The request: Arrange the lines of the records below as a numbered list, skipping any blank lines. Leave the pictures out of your answer.

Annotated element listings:
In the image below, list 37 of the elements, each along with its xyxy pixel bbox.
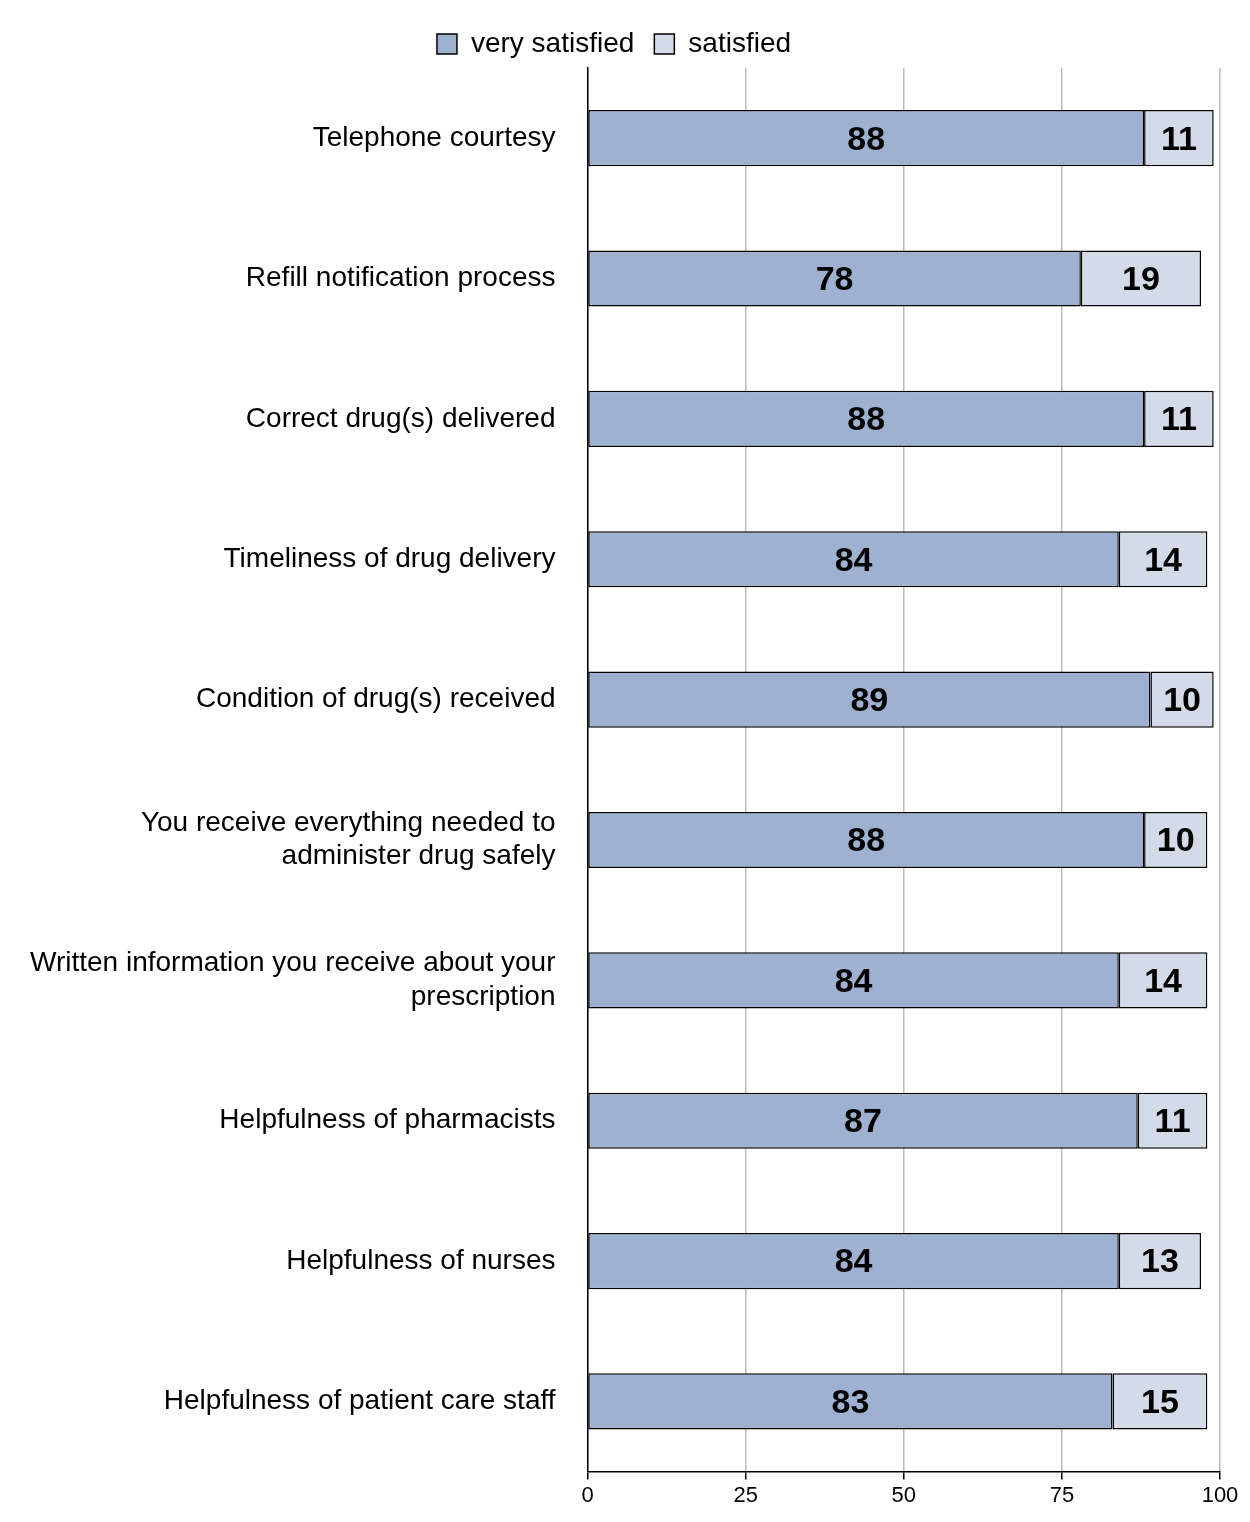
x-tick-label: 100 xyxy=(1201,1481,1239,1507)
y-tick-label: Helpfulness of patient care staff xyxy=(163,1384,556,1416)
data-label: 14 xyxy=(1144,960,1183,999)
data-label: 10 xyxy=(1156,820,1195,859)
data-label: 84 xyxy=(834,1241,873,1280)
y-tick-label: Helpfulness of nurses xyxy=(286,1243,556,1275)
y-tick-label: Telephone courtesy xyxy=(312,120,556,152)
data-label: 84 xyxy=(834,539,873,578)
x-tick-label: 25 xyxy=(733,1481,758,1507)
data-label: 11 xyxy=(1160,399,1197,438)
y-tick-label: Written information you receive about your prescription xyxy=(29,946,556,1011)
y-tick-label: Refill notification process xyxy=(245,261,556,293)
data-label: 83 xyxy=(831,1381,870,1420)
data-label: 14 xyxy=(1144,539,1183,578)
legend-label: very satisfied xyxy=(470,26,635,58)
data-label: 11 xyxy=(1154,1101,1191,1140)
data-label: 10 xyxy=(1163,679,1201,718)
x-tick-label: 75 xyxy=(1049,1481,1075,1507)
x-tick-label: 50 xyxy=(891,1481,916,1507)
y-tick-label: Timeliness of drug delivery xyxy=(223,541,556,573)
y-tick-label: Correct drug(s) delivered xyxy=(245,401,556,433)
data-label: 84 xyxy=(834,960,873,999)
data-label: 88 xyxy=(847,399,886,438)
data-label: 13 xyxy=(1141,1241,1179,1280)
data-label: 88 xyxy=(847,820,886,859)
data-label: 19 xyxy=(1122,258,1160,297)
data-label: 15 xyxy=(1141,1381,1179,1420)
x-tick-label: 0 xyxy=(581,1481,594,1507)
y-tick-label: Helpfulness of pharmacists xyxy=(219,1103,556,1135)
data-label: 87 xyxy=(844,1101,882,1140)
data-label: 88 xyxy=(847,118,886,157)
y-tick-label: Condition of drug(s) received xyxy=(196,682,556,714)
data-label: 11 xyxy=(1160,118,1197,157)
y-tick-label: You receive everything needed to administer drug safely xyxy=(140,805,556,871)
legend-label: satisfied xyxy=(688,26,792,58)
data-label: 89 xyxy=(850,679,889,718)
data-label: 78 xyxy=(815,258,854,297)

Answer to this task:
1. In the image below, list 37 of the elements, each along with its xyxy pixel bbox.
2. x-tick-label: 100 xyxy=(1201,1481,1239,1507)
3. y-tick-label: Helpfulness of patient care staff xyxy=(163,1384,556,1416)
4. data-label: 14 xyxy=(1144,960,1183,999)
5. data-label: 10 xyxy=(1156,820,1195,859)
6. data-label: 84 xyxy=(834,1241,873,1280)
7. y-tick-label: Helpfulness of nurses xyxy=(286,1243,556,1275)
8. y-tick-label: Telephone courtesy xyxy=(312,120,556,152)
9. data-label: 84 xyxy=(834,539,873,578)
10. x-tick-label: 25 xyxy=(733,1481,758,1507)
11. data-label: 11 xyxy=(1160,399,1197,438)
12. y-tick-label: Written information you receive about your prescription xyxy=(29,946,556,1011)
13. y-tick-label: Refill notification process xyxy=(245,261,556,293)
14. data-label: 83 xyxy=(831,1381,870,1420)
15. data-label: 14 xyxy=(1144,539,1183,578)
16. legend-label: very satisfied xyxy=(470,26,635,58)
17. data-label: 11 xyxy=(1154,1101,1191,1140)
18. data-label: 10 xyxy=(1163,679,1201,718)
19. x-tick-label: 75 xyxy=(1049,1481,1075,1507)
20. x-tick-label: 50 xyxy=(891,1481,916,1507)
21. y-tick-label: Timeliness of drug delivery xyxy=(223,541,556,573)
22. y-tick-label: Correct drug(s) delivered xyxy=(245,401,556,433)
23. data-label: 84 xyxy=(834,960,873,999)
24. data-label: 88 xyxy=(847,399,886,438)
25. data-label: 13 xyxy=(1141,1241,1179,1280)
26. data-label: 88 xyxy=(847,820,886,859)
27. data-label: 19 xyxy=(1122,258,1160,297)
28. data-label: 15 xyxy=(1141,1381,1179,1420)
29. x-tick-label: 0 xyxy=(581,1481,594,1507)
30. y-tick-label: Helpfulness of pharmacists xyxy=(219,1103,556,1135)
31. data-label: 87 xyxy=(844,1101,882,1140)
32. data-label: 88 xyxy=(847,118,886,157)
33. y-tick-label: Condition of drug(s) received xyxy=(196,682,556,714)
34. data-label: 11 xyxy=(1160,118,1197,157)
35. y-tick-label: You receive everything needed to administer drug safely xyxy=(140,805,556,871)
36. legend-label: satisfied xyxy=(688,26,792,58)
37. data-label: 89 xyxy=(850,679,889,718)
38. data-label: 78 xyxy=(815,258,854,297)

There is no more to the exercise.